**Raw records**:
>> START
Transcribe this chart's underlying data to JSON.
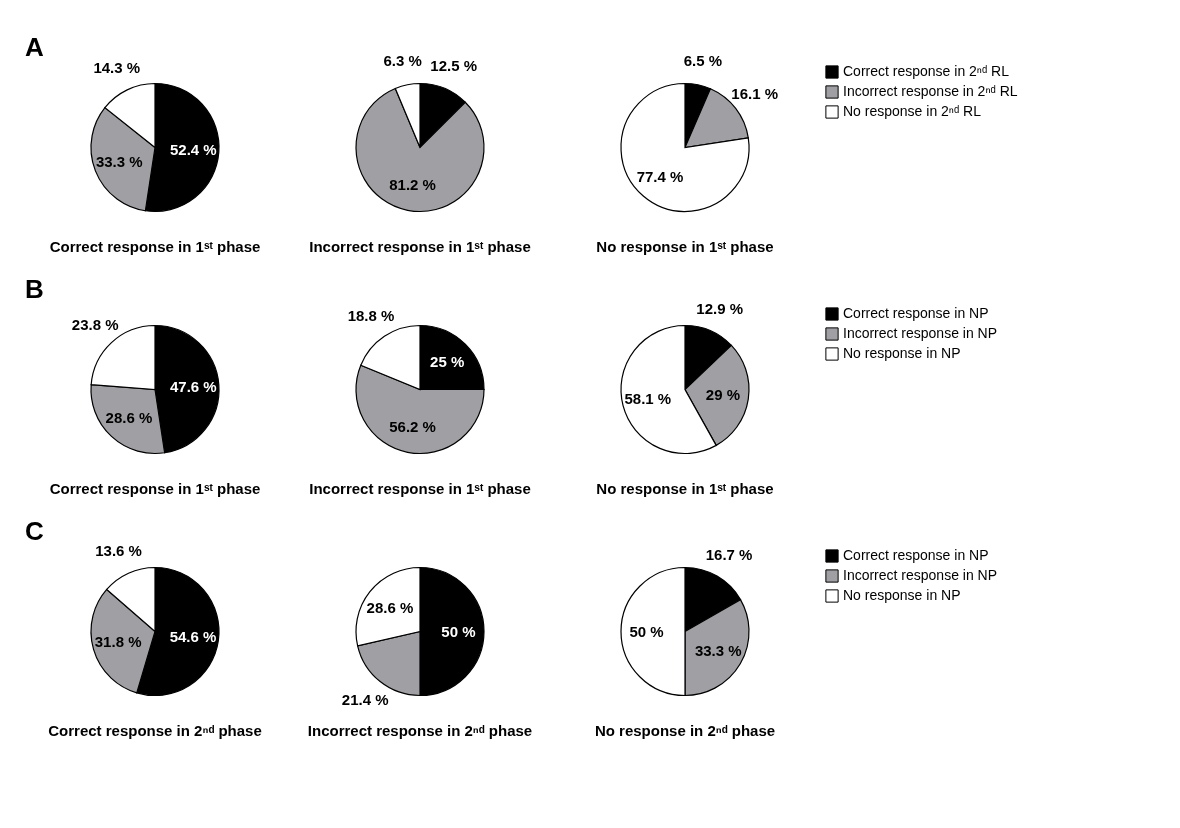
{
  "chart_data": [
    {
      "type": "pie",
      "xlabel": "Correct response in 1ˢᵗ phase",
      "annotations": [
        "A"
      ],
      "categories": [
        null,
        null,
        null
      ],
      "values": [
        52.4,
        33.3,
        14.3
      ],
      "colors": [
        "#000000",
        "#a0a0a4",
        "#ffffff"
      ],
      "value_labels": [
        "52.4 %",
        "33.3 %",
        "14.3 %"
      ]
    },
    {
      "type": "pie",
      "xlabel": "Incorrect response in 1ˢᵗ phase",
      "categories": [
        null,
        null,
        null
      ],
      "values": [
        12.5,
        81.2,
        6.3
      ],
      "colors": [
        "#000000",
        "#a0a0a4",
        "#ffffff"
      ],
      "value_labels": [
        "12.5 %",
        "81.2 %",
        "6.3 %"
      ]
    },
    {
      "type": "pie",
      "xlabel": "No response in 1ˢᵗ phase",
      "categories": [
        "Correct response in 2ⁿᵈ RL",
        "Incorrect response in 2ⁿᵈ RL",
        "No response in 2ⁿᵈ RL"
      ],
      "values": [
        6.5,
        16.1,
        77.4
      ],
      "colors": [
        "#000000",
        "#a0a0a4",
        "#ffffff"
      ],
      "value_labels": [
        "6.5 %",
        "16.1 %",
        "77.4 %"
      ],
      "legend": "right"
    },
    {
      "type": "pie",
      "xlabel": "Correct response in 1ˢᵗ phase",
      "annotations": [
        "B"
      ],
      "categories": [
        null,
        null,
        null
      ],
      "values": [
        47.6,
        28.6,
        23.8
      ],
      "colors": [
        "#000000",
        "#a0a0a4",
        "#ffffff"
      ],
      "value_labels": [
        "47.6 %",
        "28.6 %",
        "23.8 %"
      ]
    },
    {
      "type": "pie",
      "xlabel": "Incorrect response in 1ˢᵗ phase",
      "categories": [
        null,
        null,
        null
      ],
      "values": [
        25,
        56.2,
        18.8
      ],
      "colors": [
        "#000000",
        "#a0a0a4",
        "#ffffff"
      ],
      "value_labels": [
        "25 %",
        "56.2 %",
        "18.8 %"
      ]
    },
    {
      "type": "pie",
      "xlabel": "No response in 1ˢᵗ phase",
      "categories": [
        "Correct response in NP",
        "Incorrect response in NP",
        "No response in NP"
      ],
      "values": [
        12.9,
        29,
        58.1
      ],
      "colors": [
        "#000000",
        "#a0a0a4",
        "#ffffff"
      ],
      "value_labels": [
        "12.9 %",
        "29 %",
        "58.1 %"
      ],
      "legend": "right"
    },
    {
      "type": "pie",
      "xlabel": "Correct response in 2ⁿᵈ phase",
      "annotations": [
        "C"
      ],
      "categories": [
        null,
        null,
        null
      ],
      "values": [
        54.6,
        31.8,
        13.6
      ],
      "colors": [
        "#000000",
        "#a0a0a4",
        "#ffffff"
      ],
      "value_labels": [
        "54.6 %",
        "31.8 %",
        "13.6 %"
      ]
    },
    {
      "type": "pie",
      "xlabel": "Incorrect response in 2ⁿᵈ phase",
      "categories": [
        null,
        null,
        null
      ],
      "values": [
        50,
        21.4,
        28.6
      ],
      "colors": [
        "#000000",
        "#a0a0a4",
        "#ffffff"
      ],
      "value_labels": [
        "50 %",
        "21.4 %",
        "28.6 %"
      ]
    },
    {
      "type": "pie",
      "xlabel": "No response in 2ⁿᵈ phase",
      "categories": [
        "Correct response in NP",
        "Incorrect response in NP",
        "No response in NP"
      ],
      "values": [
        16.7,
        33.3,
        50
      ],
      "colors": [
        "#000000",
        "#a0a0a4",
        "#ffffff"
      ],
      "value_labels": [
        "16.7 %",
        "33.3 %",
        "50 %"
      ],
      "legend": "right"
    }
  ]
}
>> END
**What you are asked to do**: Write out the listing above again, exactly, but with no pictures in the copy.

**Output of the task**:
Transcribe this chart's underlying data to JSON.
{
  "chart_data": [
    {
      "type": "pie",
      "xlabel": "Correct response in 1ˢᵗ phase",
      "annotations": [
        "A"
      ],
      "categories": [
        null,
        null,
        null
      ],
      "values": [
        52.4,
        33.3,
        14.3
      ],
      "colors": [
        "#000000",
        "#a0a0a4",
        "#ffffff"
      ],
      "value_labels": [
        "52.4 %",
        "33.3 %",
        "14.3 %"
      ]
    },
    {
      "type": "pie",
      "xlabel": "Incorrect response in 1ˢᵗ phase",
      "categories": [
        null,
        null,
        null
      ],
      "values": [
        12.5,
        81.2,
        6.3
      ],
      "colors": [
        "#000000",
        "#a0a0a4",
        "#ffffff"
      ],
      "value_labels": [
        "12.5 %",
        "81.2 %",
        "6.3 %"
      ]
    },
    {
      "type": "pie",
      "xlabel": "No response in 1ˢᵗ phase",
      "categories": [
        "Correct response in 2ⁿᵈ RL",
        "Incorrect response in 2ⁿᵈ RL",
        "No response in 2ⁿᵈ RL"
      ],
      "values": [
        6.5,
        16.1,
        77.4
      ],
      "colors": [
        "#000000",
        "#a0a0a4",
        "#ffffff"
      ],
      "value_labels": [
        "6.5 %",
        "16.1 %",
        "77.4 %"
      ],
      "legend": "right"
    },
    {
      "type": "pie",
      "xlabel": "Correct response in 1ˢᵗ phase",
      "annotations": [
        "B"
      ],
      "categories": [
        null,
        null,
        null
      ],
      "values": [
        47.6,
        28.6,
        23.8
      ],
      "colors": [
        "#000000",
        "#a0a0a4",
        "#ffffff"
      ],
      "value_labels": [
        "47.6 %",
        "28.6 %",
        "23.8 %"
      ]
    },
    {
      "type": "pie",
      "xlabel": "Incorrect response in 1ˢᵗ phase",
      "categories": [
        null,
        null,
        null
      ],
      "values": [
        25,
        56.2,
        18.8
      ],
      "colors": [
        "#000000",
        "#a0a0a4",
        "#ffffff"
      ],
      "value_labels": [
        "25 %",
        "56.2 %",
        "18.8 %"
      ]
    },
    {
      "type": "pie",
      "xlabel": "No response in 1ˢᵗ phase",
      "categories": [
        "Correct response in NP",
        "Incorrect response in NP",
        "No response in NP"
      ],
      "values": [
        12.9,
        29,
        58.1
      ],
      "colors": [
        "#000000",
        "#a0a0a4",
        "#ffffff"
      ],
      "value_labels": [
        "12.9 %",
        "29 %",
        "58.1 %"
      ],
      "legend": "right"
    },
    {
      "type": "pie",
      "xlabel": "Correct response in 2ⁿᵈ phase",
      "annotations": [
        "C"
      ],
      "categories": [
        null,
        null,
        null
      ],
      "values": [
        54.6,
        31.8,
        13.6
      ],
      "colors": [
        "#000000",
        "#a0a0a4",
        "#ffffff"
      ],
      "value_labels": [
        "54.6 %",
        "31.8 %",
        "13.6 %"
      ]
    },
    {
      "type": "pie",
      "xlabel": "Incorrect response in 2ⁿᵈ phase",
      "categories": [
        null,
        null,
        null
      ],
      "values": [
        50,
        21.4,
        28.6
      ],
      "colors": [
        "#000000",
        "#a0a0a4",
        "#ffffff"
      ],
      "value_labels": [
        "50 %",
        "21.4 %",
        "28.6 %"
      ]
    },
    {
      "type": "pie",
      "xlabel": "No response in 2ⁿᵈ phase",
      "categories": [
        "Correct response in NP",
        "Incorrect response in NP",
        "No response in NP"
      ],
      "values": [
        16.7,
        33.3,
        50
      ],
      "colors": [
        "#000000",
        "#a0a0a4",
        "#ffffff"
      ],
      "value_labels": [
        "16.7 %",
        "33.3 %",
        "50 %"
      ],
      "legend": "right"
    }
  ]
}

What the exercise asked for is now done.